┌──

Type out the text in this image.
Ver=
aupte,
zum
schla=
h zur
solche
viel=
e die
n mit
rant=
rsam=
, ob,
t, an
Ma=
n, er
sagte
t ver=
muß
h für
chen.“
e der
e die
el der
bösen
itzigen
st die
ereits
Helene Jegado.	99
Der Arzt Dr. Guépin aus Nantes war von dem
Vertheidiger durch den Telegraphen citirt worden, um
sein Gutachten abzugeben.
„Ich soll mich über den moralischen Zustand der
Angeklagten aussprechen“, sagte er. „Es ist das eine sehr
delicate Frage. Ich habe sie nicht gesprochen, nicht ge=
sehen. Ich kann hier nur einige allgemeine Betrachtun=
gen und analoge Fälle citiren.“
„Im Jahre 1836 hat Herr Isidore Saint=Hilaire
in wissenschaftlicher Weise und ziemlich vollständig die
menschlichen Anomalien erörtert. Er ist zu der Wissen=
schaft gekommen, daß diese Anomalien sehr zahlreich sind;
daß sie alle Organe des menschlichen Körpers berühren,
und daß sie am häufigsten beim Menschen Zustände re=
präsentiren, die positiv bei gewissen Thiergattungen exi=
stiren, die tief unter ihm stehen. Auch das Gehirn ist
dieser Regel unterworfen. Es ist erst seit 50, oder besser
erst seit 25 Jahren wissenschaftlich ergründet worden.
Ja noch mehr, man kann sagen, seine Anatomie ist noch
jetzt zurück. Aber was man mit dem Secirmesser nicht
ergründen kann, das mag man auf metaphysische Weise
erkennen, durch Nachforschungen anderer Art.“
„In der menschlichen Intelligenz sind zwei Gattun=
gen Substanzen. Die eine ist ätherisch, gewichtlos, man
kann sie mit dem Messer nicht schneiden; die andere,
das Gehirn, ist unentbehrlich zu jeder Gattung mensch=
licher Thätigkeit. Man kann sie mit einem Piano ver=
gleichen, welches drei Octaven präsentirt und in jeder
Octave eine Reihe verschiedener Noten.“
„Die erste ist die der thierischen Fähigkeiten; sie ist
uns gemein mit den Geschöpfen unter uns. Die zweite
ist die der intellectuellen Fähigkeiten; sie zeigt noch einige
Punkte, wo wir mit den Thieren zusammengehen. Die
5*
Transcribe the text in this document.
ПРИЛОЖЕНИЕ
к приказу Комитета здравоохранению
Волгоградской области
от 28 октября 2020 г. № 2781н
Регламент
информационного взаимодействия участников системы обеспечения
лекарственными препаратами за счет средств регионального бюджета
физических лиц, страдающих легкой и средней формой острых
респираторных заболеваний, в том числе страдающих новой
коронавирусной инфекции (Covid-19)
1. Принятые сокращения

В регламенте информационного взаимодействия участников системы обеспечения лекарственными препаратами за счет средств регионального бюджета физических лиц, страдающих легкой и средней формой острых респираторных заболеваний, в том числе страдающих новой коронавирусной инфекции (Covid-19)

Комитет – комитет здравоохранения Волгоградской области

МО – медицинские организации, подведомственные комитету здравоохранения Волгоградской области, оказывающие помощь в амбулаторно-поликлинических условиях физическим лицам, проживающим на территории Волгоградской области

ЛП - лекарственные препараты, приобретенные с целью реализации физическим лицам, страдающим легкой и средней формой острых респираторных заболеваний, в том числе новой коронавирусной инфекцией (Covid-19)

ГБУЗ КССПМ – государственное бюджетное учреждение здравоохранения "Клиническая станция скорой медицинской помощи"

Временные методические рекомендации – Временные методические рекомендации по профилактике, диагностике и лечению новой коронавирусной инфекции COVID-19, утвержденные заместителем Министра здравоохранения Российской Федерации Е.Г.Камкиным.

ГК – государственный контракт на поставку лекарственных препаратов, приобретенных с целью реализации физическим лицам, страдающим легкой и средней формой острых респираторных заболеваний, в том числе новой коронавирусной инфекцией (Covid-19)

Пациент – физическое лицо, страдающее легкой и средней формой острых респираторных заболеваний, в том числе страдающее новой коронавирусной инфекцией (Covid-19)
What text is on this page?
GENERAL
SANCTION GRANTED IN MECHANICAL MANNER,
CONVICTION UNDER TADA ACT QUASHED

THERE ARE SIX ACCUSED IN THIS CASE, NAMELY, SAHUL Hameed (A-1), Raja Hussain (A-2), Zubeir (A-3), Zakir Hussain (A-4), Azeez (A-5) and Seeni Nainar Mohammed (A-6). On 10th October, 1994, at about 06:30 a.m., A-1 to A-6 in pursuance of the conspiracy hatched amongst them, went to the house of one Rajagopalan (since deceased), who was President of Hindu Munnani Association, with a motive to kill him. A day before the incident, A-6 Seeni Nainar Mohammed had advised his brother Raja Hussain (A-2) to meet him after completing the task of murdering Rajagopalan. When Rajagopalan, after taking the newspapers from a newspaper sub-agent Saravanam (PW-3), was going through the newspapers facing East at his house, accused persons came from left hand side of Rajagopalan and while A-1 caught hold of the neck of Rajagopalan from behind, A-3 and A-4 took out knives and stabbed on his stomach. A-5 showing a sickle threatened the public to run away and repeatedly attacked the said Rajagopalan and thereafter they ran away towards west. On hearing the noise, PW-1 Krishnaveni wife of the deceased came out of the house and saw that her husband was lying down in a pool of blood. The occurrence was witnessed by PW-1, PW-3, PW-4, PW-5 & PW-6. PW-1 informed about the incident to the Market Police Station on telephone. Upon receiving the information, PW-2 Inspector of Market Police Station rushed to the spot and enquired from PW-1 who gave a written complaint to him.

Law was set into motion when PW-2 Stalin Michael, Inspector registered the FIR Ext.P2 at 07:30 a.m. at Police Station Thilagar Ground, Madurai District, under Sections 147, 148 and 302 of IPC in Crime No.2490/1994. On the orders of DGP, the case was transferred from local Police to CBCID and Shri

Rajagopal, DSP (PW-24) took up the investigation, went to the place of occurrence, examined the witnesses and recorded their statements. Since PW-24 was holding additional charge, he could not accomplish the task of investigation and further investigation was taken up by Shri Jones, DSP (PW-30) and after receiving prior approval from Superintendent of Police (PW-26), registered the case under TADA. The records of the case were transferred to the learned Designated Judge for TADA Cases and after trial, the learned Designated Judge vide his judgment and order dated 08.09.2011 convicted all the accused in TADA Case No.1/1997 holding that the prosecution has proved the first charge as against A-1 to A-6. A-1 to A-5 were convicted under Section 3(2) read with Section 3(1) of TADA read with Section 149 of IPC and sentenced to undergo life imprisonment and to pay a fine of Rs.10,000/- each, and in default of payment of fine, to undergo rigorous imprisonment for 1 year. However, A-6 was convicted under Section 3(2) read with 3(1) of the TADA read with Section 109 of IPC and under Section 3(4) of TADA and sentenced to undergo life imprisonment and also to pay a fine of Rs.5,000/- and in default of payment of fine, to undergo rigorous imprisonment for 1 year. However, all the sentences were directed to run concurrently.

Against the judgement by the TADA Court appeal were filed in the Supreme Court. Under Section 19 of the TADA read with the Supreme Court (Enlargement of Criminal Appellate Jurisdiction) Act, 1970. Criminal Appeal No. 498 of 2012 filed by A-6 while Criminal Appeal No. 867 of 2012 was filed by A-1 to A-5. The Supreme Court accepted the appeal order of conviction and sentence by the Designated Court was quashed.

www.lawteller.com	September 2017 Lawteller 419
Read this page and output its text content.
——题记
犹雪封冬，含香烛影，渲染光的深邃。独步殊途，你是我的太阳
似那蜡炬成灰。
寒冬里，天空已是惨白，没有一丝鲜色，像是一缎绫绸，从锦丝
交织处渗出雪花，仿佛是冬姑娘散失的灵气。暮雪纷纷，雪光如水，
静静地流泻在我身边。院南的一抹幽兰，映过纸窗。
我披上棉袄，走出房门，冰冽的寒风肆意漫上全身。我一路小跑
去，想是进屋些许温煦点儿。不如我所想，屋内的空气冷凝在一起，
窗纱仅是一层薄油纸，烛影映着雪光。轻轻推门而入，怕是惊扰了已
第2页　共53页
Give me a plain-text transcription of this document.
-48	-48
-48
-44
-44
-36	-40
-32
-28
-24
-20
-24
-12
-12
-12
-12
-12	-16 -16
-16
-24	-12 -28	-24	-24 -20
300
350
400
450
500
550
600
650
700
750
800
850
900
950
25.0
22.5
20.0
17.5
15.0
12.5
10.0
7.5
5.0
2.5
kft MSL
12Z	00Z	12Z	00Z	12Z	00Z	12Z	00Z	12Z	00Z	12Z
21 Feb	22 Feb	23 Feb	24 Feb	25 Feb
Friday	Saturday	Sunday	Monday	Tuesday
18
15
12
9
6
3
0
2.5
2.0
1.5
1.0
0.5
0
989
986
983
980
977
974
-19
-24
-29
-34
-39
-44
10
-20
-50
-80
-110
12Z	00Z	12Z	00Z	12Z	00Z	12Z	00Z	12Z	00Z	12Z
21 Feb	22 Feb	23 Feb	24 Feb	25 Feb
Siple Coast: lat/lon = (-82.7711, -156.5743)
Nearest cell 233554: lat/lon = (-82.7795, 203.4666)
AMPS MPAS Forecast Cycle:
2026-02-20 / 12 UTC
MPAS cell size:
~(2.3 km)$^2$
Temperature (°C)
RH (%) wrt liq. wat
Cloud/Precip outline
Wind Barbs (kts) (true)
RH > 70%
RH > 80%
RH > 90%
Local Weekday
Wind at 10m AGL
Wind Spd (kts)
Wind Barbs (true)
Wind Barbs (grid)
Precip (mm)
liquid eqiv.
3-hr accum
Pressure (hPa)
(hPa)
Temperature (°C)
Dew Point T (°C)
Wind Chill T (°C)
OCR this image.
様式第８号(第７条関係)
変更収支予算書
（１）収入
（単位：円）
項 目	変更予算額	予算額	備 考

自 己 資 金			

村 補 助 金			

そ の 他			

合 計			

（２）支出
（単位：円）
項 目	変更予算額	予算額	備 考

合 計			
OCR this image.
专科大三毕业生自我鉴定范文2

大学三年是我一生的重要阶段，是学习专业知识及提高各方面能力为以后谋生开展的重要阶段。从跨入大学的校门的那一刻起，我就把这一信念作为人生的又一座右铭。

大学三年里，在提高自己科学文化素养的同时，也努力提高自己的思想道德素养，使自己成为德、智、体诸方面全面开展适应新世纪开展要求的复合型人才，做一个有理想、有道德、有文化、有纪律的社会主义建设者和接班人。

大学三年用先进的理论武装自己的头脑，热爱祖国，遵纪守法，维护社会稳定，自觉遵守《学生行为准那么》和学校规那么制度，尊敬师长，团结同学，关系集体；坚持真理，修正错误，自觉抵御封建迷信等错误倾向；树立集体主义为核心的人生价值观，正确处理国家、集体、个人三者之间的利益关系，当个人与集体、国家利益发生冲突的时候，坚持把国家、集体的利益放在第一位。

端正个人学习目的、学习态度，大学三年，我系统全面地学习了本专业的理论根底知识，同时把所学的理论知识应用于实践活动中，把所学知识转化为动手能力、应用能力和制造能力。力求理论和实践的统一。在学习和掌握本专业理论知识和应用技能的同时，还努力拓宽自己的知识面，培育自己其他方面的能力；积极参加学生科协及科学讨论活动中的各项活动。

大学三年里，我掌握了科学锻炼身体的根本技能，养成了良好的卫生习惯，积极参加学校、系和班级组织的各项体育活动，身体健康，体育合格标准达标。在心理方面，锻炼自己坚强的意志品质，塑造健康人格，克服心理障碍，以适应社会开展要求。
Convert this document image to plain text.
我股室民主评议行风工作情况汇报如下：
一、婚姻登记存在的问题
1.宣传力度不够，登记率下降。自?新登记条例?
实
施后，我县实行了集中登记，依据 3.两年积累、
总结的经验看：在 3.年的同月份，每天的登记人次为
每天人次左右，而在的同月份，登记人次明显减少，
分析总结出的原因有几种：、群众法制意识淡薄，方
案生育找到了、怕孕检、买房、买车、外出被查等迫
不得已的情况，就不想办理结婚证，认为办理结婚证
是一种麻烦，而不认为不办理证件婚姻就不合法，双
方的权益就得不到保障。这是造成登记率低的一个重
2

└──

OBJECTIVE
Pick out all the lines with the word "Gehirn" in them and copy them.

THE REPLY
stiren, die tief unter ihm stehen. Auch das Gehirn ist
das Gehirn, ist unentbehrlich zu jeder Gattung mensch=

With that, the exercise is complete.